--- SHORT EXERCISE ---
Tell how many lines in the data below hold the string "đoạn"; give nothing but the number.

# START OF RECORDS PROVIDED

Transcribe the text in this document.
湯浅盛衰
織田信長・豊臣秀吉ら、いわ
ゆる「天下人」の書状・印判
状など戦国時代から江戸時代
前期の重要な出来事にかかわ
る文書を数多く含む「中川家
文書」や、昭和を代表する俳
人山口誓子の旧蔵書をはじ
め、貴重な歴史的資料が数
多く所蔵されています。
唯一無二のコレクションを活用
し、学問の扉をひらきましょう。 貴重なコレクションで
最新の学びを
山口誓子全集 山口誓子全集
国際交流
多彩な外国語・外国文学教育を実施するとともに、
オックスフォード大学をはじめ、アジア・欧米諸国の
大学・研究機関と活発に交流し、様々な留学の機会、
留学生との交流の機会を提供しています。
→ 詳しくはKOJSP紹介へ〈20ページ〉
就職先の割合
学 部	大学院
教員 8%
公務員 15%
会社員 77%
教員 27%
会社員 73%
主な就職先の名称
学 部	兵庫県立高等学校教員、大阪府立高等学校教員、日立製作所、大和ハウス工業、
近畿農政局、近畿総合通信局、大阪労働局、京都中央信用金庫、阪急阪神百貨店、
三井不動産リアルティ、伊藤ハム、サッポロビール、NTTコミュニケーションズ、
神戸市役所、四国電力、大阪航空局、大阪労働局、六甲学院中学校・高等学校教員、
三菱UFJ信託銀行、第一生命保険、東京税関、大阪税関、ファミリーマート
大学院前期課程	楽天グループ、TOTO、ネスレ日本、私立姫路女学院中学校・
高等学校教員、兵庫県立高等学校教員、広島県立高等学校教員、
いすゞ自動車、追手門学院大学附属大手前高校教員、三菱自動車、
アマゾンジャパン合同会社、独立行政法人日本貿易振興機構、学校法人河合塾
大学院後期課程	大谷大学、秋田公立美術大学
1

# END OF RECORDS PROVIDED
# START OF RECORDS PROVIDED

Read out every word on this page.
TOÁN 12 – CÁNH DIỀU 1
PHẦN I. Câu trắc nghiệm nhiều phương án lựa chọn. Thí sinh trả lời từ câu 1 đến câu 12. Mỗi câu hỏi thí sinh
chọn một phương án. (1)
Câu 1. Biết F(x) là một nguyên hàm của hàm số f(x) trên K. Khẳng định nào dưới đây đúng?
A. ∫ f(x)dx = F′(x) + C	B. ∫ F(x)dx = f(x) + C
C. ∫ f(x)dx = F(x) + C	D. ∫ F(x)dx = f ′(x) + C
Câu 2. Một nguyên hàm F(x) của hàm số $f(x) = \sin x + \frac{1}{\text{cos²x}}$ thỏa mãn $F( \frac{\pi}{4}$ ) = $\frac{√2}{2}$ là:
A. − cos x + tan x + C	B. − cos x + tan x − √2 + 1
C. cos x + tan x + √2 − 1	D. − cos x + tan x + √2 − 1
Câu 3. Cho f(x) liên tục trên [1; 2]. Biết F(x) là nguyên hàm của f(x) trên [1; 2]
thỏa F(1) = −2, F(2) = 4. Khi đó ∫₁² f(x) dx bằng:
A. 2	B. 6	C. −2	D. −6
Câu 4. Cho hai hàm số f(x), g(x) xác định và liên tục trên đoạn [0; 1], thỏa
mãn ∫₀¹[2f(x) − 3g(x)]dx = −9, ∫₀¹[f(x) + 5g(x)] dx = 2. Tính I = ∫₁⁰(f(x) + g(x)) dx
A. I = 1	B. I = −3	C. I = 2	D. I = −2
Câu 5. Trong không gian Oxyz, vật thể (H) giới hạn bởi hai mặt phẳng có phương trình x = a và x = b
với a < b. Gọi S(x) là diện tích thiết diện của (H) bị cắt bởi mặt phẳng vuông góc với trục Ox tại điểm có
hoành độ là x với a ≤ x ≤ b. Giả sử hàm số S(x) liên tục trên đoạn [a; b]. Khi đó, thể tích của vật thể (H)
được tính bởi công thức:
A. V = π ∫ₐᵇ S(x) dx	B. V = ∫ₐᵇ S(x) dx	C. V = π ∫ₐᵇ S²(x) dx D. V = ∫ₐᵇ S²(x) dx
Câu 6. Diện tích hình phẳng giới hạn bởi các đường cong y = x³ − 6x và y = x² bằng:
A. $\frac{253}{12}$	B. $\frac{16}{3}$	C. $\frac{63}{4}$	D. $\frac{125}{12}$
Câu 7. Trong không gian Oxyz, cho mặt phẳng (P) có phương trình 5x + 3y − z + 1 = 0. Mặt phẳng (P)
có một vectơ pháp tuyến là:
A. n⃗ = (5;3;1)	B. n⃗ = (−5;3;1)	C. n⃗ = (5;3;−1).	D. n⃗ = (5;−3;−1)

# END OF RECORDS PROVIDED
# START OF RECORDS PROVIDED

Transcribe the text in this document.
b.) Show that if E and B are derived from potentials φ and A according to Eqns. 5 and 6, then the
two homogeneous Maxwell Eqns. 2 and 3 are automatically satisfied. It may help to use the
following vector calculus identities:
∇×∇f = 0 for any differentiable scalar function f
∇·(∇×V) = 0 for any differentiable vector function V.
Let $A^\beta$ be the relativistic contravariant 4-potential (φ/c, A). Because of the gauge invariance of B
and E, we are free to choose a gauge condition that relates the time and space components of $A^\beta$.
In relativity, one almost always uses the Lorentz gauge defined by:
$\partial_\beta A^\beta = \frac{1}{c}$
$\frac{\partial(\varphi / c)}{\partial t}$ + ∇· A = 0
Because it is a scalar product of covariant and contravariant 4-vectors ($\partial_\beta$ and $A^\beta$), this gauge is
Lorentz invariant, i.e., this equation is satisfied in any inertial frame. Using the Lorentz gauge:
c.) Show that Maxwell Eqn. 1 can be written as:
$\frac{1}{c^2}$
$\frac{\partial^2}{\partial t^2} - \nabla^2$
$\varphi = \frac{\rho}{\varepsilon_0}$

# END OF RECORDS PROVIDED

--- THE COMPLETED TASK ---
2